(Collection entries)

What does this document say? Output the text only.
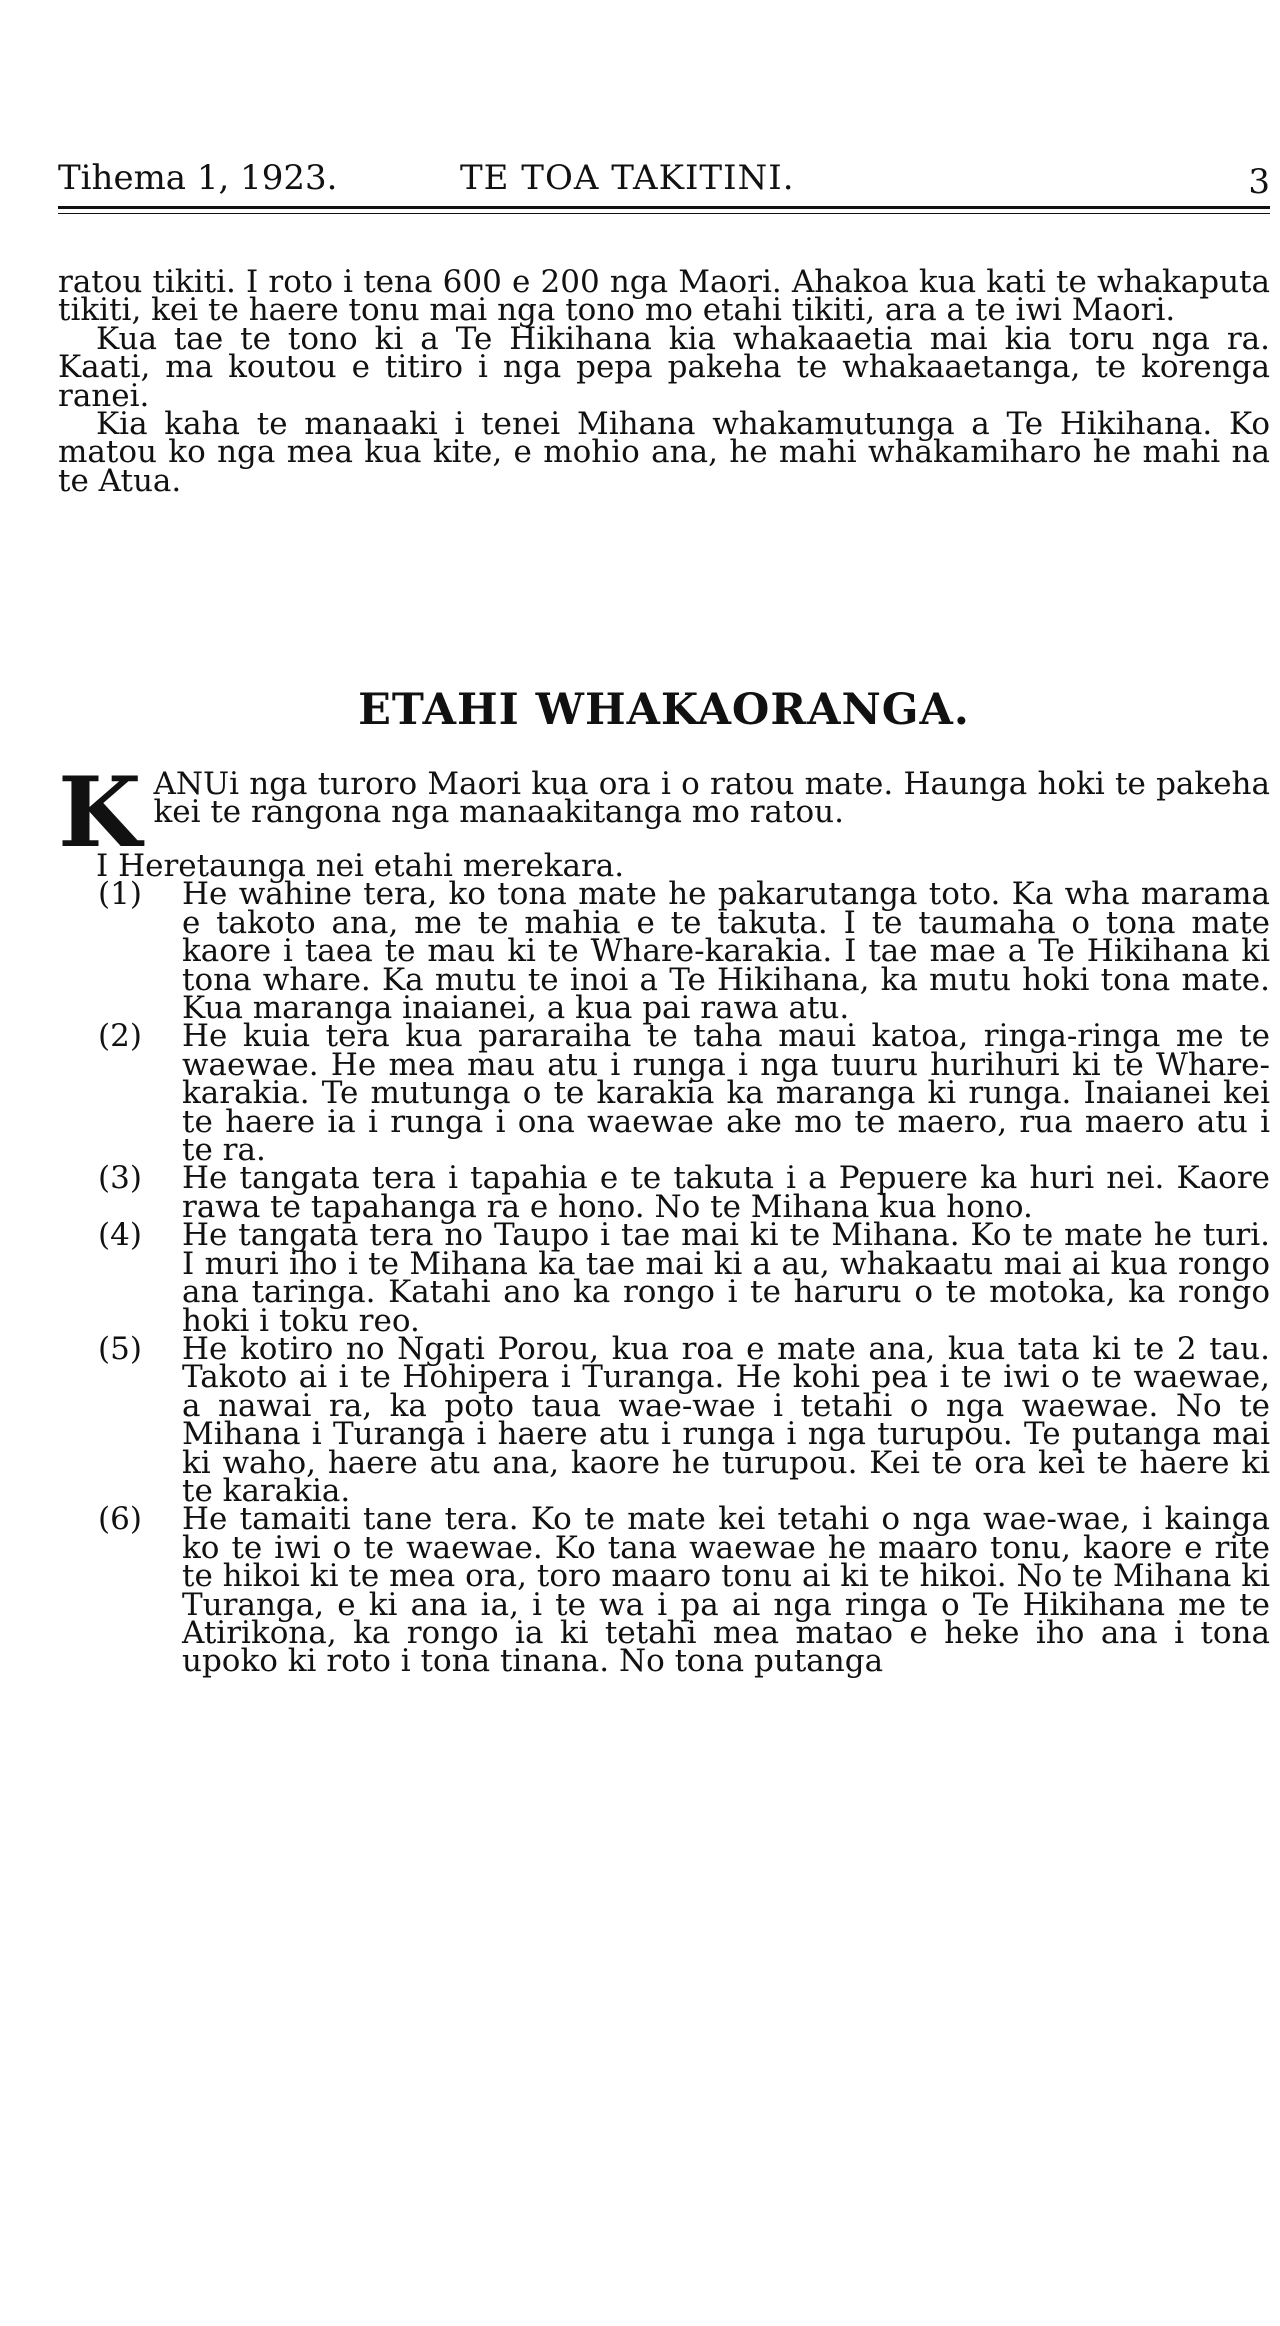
Tihema 1, 1923.	TE TOA TAKITINI.	3

ratou tikiti. I roto i tena 600 e 200 nga Maori. Ahakoa kua kati te whakaputa tikiti, kei te haere tonu mai nga tono mo etahi tikiti, ara a te iwi Maori.

Kua tae te tono ki a Te Hikihana kia whakaaetia mai kia toru nga ra. Kaati, ma koutou e titiro i nga pepa pakeha te whakaaetanga, te korenga ranei.

Kia kaha te manaaki i tenei Mihana whakamutunga a Te Hikihana. Ko matou ko nga mea kua kite, e mohio ana, he mahi whakamiharo he mahi na te Atua.

ETAHI WHAKAORANGA.
K ANUi nga turoro Maori kua ora i o ratou mate. Haunga hoki te pakeha kei te rangona nga manaakitanga mo ratou.

I Heretaunga nei etahi merekara.

(1) He wahine tera, ko tona mate he pakarutanga toto. Ka wha marama e takoto ana, me te mahia e te takuta. I te taumaha o tona mate kaore i taea te mau ki te Whare-karakia. I tae mae a Te Hikihana ki tona whare. Ka mutu te inoi a Te Hikihana, ka mutu hoki tona mate. Kua maranga inaianei, a kua pai rawa atu.
(2) He kuia tera kua pararaiha te taha maui katoa, ringa-ringa me te waewae. He mea mau atu i runga i nga tuuru hurihuri ki te Whare-karakia. Te mutunga o te karakia ka maranga ki runga. Inaianei kei te haere ia i runga i ona waewae ake mo te maero, rua maero atu i te ra.
(3) He tangata tera i tapahia e te takuta i a Pepuere ka huri nei. Kaore rawa te tapahanga ra e hono. No te Mihana kua hono.
(4) He tangata tera no Taupo i tae mai ki te Mihana. Ko te mate he turi. I muri iho i te Mihana ka tae mai ki a au, whakaatu mai ai kua rongo ana taringa. Katahi ano ka rongo i te haruru o te motoka, ka rongo hoki i toku reo.
(5) He kotiro no Ngati Porou, kua roa e mate ana, kua tata ki te 2 tau. Takoto ai i te Hohipera i Turanga. He kohi pea i te iwi o te waewae, a nawai ra, ka poto taua wae-wae i tetahi o nga waewae. No te Mihana i Turanga i haere atu i runga i nga turupou. Te putanga mai ki waho, haere atu ana, kaore he turupou. Kei te ora kei te haere ki te karakia.
(6) He tamaiti tane tera. Ko te mate kei tetahi o nga wae-wae, i kainga ko te iwi o te waewae. Ko tana waewae he maaro tonu, kaore e rite te hikoi ki te mea ora, toro maaro tonu ai ki te hikoi. No te Mihana ki Turanga, e ki ana ia, i te wa i pa ai nga ringa o Te Hikihana me te Atirikona, ka rongo ia ki tetahi mea matao e heke iho ana i tona upoko ki roto i tona tinana. No tona putanga
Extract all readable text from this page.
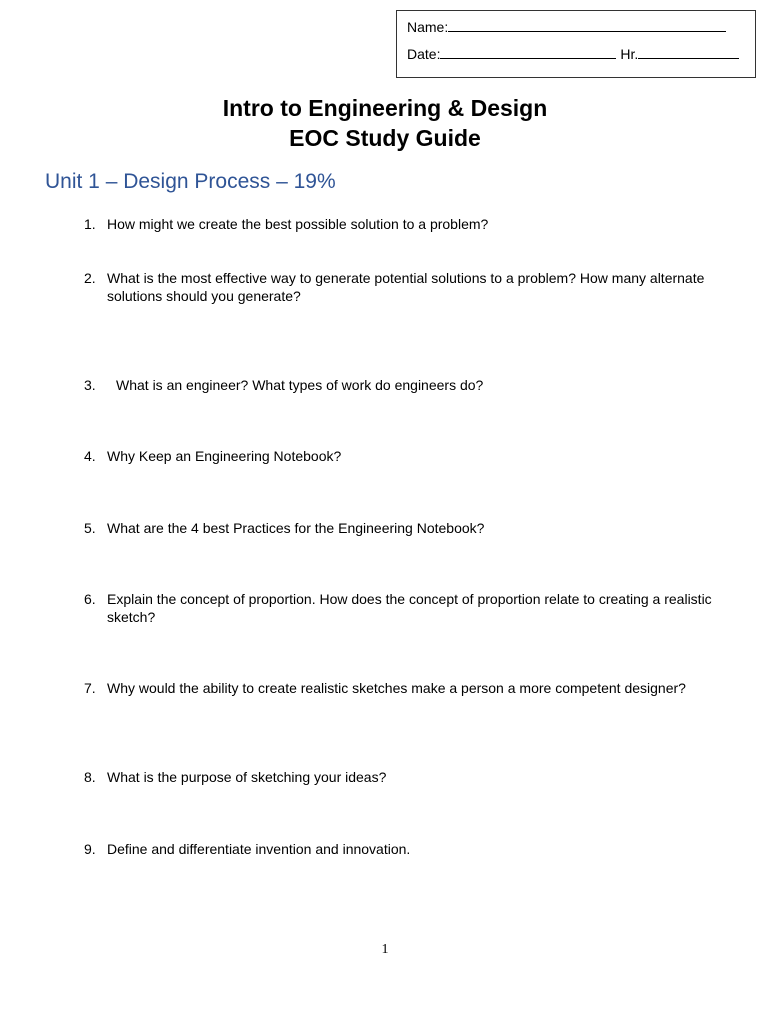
Name:
Date:	Hr.
Intro to Engineering & Design
EOC Study Guide
Unit 1 – Design Process – 19%
1. How might we create the best possible solution to a problem?
2. What is the most effective way to generate potential solutions to a problem? How many alternate solutions should you generate?
3.	What is an engineer? What types of work do engineers do?
4. Why Keep an Engineering Notebook?
5. What are the 4 best Practices for the Engineering Notebook?
6. Explain the concept of proportion. How does the concept of proportion relate to creating a realistic sketch?
7. Why would the ability to create realistic sketches make a person a more competent designer?
8. What is the purpose of sketching your ideas?
9. Define and differentiate invention and innovation.
1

▶ Aim of the exercise:
Copy every line of the data word for word, omitting the images.

▶ Exercise result:
What does this document say? Output the text only.
Tihema 1, 1923.	TE TOA TAKITINI.	3

ratou tikiti. I roto i tena 600 e 200 nga Maori. Ahakoa kua kati te whakaputa tikiti, kei te haere tonu mai nga tono mo etahi tikiti, ara a te iwi Maori.

Kua tae te tono ki a Te Hikihana kia whakaaetia mai kia toru nga ra. Kaati, ma koutou e titiro i nga pepa pakeha te whakaaetanga, te korenga ranei.

Kia kaha te manaaki i tenei Mihana whakamutunga a Te Hikihana. Ko matou ko nga mea kua kite, e mohio ana, he mahi whakamiharo he mahi na te Atua.

ETAHI WHAKAORANGA.
K ANUi nga turoro Maori kua ora i o ratou mate. Haunga hoki te pakeha kei te rangona nga manaakitanga mo ratou.

I Heretaunga nei etahi merekara.

(1) He wahine tera, ko tona mate he pakarutanga toto. Ka wha marama e takoto ana, me te mahia e te takuta. I te taumaha o tona mate kaore i taea te mau ki te Whare-karakia. I tae mae a Te Hikihana ki tona whare. Ka mutu te inoi a Te Hikihana, ka mutu hoki tona mate. Kua maranga inaianei, a kua pai rawa atu.
(2) He kuia tera kua pararaiha te taha maui katoa, ringa-ringa me te waewae. He mea mau atu i runga i nga tuuru hurihuri ki te Whare-karakia. Te mutunga o te karakia ka maranga ki runga. Inaianei kei te haere ia i runga i ona waewae ake mo te maero, rua maero atu i te ra.
(3) He tangata tera i tapahia e te takuta i a Pepuere ka huri nei. Kaore rawa te tapahanga ra e hono. No te Mihana kua hono.
(4) He tangata tera no Taupo i tae mai ki te Mihana. Ko te mate he turi. I muri iho i te Mihana ka tae mai ki a au, whakaatu mai ai kua rongo ana taringa. Katahi ano ka rongo i te haruru o te motoka, ka rongo hoki i toku reo.
(5) He kotiro no Ngati Porou, kua roa e mate ana, kua tata ki te 2 tau. Takoto ai i te Hohipera i Turanga. He kohi pea i te iwi o te waewae, a nawai ra, ka poto taua wae-wae i tetahi o nga waewae. No te Mihana i Turanga i haere atu i runga i nga turupou. Te putanga mai ki waho, haere atu ana, kaore he turupou. Kei te ora kei te haere ki te karakia.
(6) He tamaiti tane tera. Ko te mate kei tetahi o nga wae-wae, i kainga ko te iwi o te waewae. Ko tana waewae he maaro tonu, kaore e rite te hikoi ki te mea ora, toro maaro tonu ai ki te hikoi. No te Mihana ki Turanga, e ki ana ia, i te wa i pa ai nga ringa o Te Hikihana me te Atirikona, ka rongo ia ki tetahi mea matao e heke iho ana i tona upoko ki roto i tona tinana. No tona putanga
Extract all readable text from this page.
Name:
Date:	Hr.
Intro to Engineering & Design
EOC Study Guide
Unit 1 – Design Process – 19%
1. How might we create the best possible solution to a problem?
2. What is the most effective way to generate potential solutions to a problem? How many alternate solutions should you generate?
3.	What is an engineer? What types of work do engineers do?
4. Why Keep an Engineering Notebook?
5. What are the 4 best Practices for the Engineering Notebook?
6. Explain the concept of proportion. How does the concept of proportion relate to creating a realistic sketch?
7. Why would the ability to create realistic sketches make a person a more competent designer?
8. What is the purpose of sketching your ideas?
9. Define and differentiate invention and innovation.
1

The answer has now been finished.